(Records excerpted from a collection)
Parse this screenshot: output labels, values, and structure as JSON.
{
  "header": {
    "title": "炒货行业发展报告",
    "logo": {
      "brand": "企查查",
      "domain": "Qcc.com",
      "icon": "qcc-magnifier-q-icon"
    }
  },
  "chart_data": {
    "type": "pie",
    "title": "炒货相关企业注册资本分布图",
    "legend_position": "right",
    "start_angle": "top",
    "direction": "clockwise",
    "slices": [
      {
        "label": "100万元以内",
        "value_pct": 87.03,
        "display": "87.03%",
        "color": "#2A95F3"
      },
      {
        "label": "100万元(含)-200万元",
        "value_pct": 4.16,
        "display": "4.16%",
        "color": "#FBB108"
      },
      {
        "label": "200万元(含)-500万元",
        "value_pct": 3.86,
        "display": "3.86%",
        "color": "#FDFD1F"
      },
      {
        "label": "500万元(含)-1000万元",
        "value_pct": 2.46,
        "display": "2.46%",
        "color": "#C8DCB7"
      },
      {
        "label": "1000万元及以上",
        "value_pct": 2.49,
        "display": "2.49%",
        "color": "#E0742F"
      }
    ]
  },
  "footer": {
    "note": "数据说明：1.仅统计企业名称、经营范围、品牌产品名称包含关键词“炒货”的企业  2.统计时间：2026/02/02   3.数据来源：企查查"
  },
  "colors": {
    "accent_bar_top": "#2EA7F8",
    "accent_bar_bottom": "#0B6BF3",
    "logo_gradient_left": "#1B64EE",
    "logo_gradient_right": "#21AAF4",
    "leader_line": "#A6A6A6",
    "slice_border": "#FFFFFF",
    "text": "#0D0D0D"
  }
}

» **Task to carry out**
Copy out each record from above, exactly.

» **Written solution**
Parse this screenshot: output labels, values, and structure as JSON.
{
  "header": {
    "title": "炒货行业发展报告",
    "logo": {
      "brand": "企查查",
      "domain": "Qcc.com",
      "icon": "qcc-magnifier-q-icon"
    }
  },
  "chart_data": {
    "type": "pie",
    "title": "炒货相关企业注册资本分布图",
    "legend_position": "right",
    "start_angle": "top",
    "direction": "clockwise",
    "slices": [
      {
        "label": "100万元以内",
        "value_pct": 87.03,
        "display": "87.03%",
        "color": "#2A95F3"
      },
      {
        "label": "100万元(含)-200万元",
        "value_pct": 4.16,
        "display": "4.16%",
        "color": "#FBB108"
      },
      {
        "label": "200万元(含)-500万元",
        "value_pct": 3.86,
        "display": "3.86%",
        "color": "#FDFD1F"
      },
      {
        "label": "500万元(含)-1000万元",
        "value_pct": 2.46,
        "display": "2.46%",
        "color": "#C8DCB7"
      },
      {
        "label": "1000万元及以上",
        "value_pct": 2.49,
        "display": "2.49%",
        "color": "#E0742F"
      }
    ]
  },
  "footer": {
    "note": "数据说明：1.仅统计企业名称、经营范围、品牌产品名称包含关键词“炒货”的企业  2.统计时间：2026/02/02   3.数据来源：企查查"
  },
  "colors": {
    "accent_bar_top": "#2EA7F8",
    "accent_bar_bottom": "#0B6BF3",
    "logo_gradient_left": "#1B64EE",
    "logo_gradient_right": "#21AAF4",
    "leader_line": "#A6A6A6",
    "slice_border": "#FFFFFF",
    "text": "#0D0D0D"
  }
}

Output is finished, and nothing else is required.